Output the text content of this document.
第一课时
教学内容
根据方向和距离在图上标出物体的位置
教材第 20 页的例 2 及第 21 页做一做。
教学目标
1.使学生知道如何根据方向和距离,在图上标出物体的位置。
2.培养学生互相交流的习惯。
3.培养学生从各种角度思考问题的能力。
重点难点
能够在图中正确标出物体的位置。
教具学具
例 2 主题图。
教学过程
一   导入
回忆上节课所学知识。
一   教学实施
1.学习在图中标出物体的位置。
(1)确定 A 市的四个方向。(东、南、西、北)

▶ **WHAT TO WORK ON**: Repeat the data exactly. Leave nothing out.

▶ **SOLUTION FOR THIS PROBLEM**:
Output the text content of this document.
第一课时
教学内容
根据方向和距离在图上标出物体的位置
教材第 20 页的例 2 及第 21 页做一做。
教学目标
1.使学生知道如何根据方向和距离,在图上标出物体的位置。
2.培养学生互相交流的习惯。
3.培养学生从各种角度思考问题的能力。
重点难点
能够在图中正确标出物体的位置。
教具学具
例 2 主题图。
教学过程
一   导入
回忆上节课所学知识。
一   教学实施
1.学习在图中标出物体的位置。
(1)确定 A 市的四个方向。(东、南、西、北)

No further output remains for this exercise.